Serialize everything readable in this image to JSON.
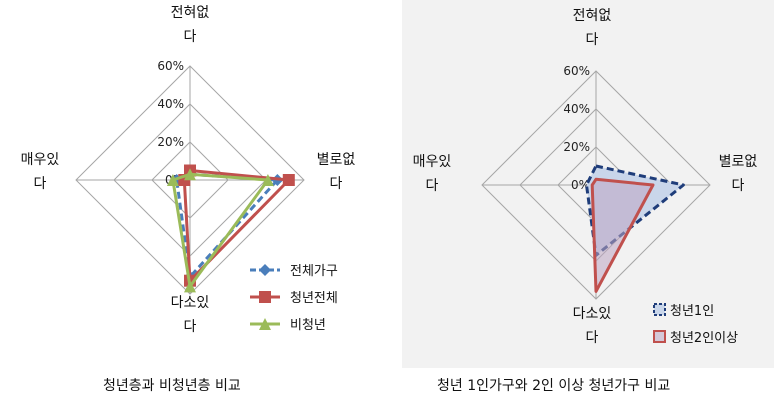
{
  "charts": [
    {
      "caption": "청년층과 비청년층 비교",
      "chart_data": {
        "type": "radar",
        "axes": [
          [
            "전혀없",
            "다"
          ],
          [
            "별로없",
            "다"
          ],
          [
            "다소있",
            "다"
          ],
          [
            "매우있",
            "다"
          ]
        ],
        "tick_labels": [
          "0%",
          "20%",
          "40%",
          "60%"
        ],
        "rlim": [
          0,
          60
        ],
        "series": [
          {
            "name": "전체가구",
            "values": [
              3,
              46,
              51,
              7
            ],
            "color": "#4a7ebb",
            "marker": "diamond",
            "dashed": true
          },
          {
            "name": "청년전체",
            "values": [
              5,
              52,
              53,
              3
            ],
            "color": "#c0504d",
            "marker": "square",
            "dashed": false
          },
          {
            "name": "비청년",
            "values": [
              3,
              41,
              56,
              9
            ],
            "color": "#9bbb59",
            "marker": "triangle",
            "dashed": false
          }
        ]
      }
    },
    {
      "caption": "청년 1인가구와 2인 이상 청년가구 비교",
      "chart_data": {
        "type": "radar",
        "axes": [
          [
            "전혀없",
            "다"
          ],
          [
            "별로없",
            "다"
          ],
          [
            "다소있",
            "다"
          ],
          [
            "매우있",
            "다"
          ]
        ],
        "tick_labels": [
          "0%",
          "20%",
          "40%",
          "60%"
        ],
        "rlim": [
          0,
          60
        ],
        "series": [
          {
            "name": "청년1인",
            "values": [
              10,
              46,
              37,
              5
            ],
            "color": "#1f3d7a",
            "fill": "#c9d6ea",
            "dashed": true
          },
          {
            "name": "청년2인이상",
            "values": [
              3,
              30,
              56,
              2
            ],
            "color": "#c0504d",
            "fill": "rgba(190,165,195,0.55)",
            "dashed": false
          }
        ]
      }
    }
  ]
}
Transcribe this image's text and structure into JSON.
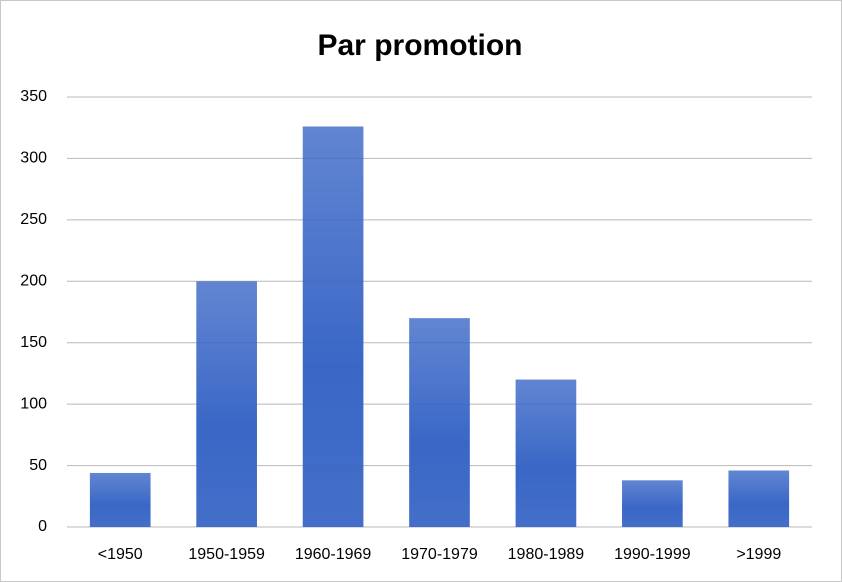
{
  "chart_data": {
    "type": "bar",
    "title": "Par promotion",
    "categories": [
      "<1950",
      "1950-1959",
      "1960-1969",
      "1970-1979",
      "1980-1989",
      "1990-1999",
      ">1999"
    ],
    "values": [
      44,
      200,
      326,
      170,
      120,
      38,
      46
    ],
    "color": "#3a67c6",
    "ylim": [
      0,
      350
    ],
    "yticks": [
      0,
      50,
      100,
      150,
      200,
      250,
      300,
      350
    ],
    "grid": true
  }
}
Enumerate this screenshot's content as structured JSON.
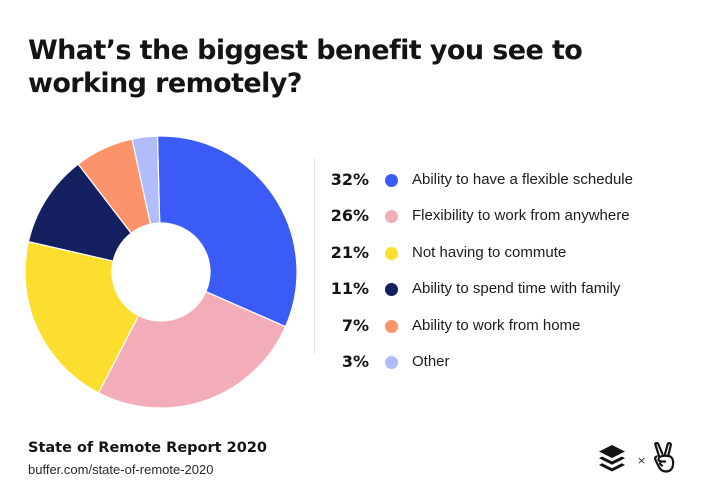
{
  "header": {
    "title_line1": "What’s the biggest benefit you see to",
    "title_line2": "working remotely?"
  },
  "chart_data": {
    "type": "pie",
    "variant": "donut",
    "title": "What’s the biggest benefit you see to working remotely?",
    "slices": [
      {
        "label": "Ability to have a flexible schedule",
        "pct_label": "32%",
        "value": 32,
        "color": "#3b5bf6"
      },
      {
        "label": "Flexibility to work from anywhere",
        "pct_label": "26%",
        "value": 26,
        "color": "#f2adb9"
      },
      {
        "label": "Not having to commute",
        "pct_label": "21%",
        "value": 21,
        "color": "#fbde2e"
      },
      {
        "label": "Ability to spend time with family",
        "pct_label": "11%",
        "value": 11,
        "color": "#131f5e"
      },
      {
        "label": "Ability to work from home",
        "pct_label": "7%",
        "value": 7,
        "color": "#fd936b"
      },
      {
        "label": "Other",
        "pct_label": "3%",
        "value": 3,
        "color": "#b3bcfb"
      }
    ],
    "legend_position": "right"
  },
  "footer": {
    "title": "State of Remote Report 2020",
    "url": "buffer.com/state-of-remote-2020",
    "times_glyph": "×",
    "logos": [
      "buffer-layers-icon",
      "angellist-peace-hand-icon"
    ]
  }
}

Exercise instructions: Every line above that contains the word "Ability" should be reported.

Response to the exercise:
        "label": "Ability to have a flexible schedule",
        "label": "Ability to spend time with family",
        "label": "Ability to work from home",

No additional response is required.